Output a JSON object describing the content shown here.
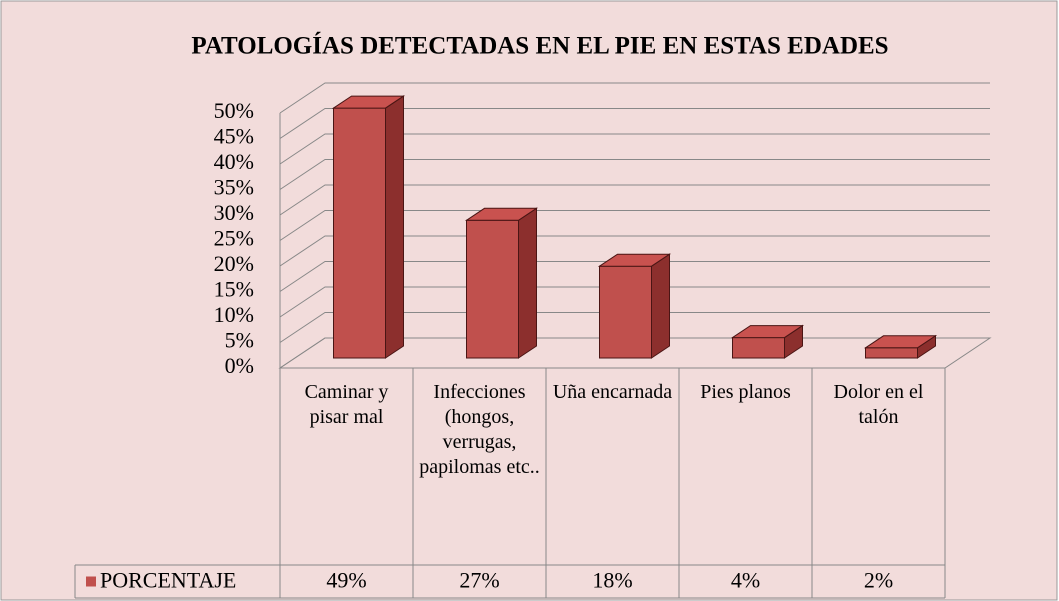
{
  "chart_data": {
    "type": "bar3d",
    "title": "PATOLOGÍAS DETECTADAS EN EL PIE EN ESTAS EDADES",
    "categories": [
      "Caminar y pisar mal",
      "Infecciones (hongos, verrugas, papilomas etc..",
      "Uña encarnada",
      "Pies planos",
      "Dolor en el talón"
    ],
    "series": [
      {
        "name": "PORCENTAJE",
        "color": "#c0504d",
        "values": [
          49,
          27,
          18,
          4,
          2
        ],
        "value_labels": [
          "49%",
          "27%",
          "18%",
          "4%",
          "2%"
        ]
      }
    ],
    "ylim": [
      0,
      50
    ],
    "yticks": [
      {
        "value": 0,
        "label": "0%"
      },
      {
        "value": 5,
        "label": "5%"
      },
      {
        "value": 10,
        "label": "10%"
      },
      {
        "value": 15,
        "label": "15%"
      },
      {
        "value": 20,
        "label": "20%"
      },
      {
        "value": 25,
        "label": "25%"
      },
      {
        "value": 30,
        "label": "30%"
      },
      {
        "value": 35,
        "label": "35%"
      },
      {
        "value": 40,
        "label": "40%"
      },
      {
        "value": 45,
        "label": "45%"
      },
      {
        "value": 50,
        "label": "50%"
      }
    ],
    "grid": true
  }
}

## [Aim]
Reproduce all entries exactly. Pictures do not belong in the copy.

## [Written solution]
Output a JSON object describing the content shown here.
{
  "chart_data": {
    "type": "bar3d",
    "title": "PATOLOGÍAS DETECTADAS EN EL PIE EN ESTAS EDADES",
    "categories": [
      "Caminar y pisar mal",
      "Infecciones (hongos, verrugas, papilomas etc..",
      "Uña encarnada",
      "Pies planos",
      "Dolor en el talón"
    ],
    "series": [
      {
        "name": "PORCENTAJE",
        "color": "#c0504d",
        "values": [
          49,
          27,
          18,
          4,
          2
        ],
        "value_labels": [
          "49%",
          "27%",
          "18%",
          "4%",
          "2%"
        ]
      }
    ],
    "ylim": [
      0,
      50
    ],
    "yticks": [
      {
        "value": 0,
        "label": "0%"
      },
      {
        "value": 5,
        "label": "5%"
      },
      {
        "value": 10,
        "label": "10%"
      },
      {
        "value": 15,
        "label": "15%"
      },
      {
        "value": 20,
        "label": "20%"
      },
      {
        "value": 25,
        "label": "25%"
      },
      {
        "value": 30,
        "label": "30%"
      },
      {
        "value": 35,
        "label": "35%"
      },
      {
        "value": 40,
        "label": "40%"
      },
      {
        "value": 45,
        "label": "45%"
      },
      {
        "value": 50,
        "label": "50%"
      }
    ],
    "grid": true
  }
}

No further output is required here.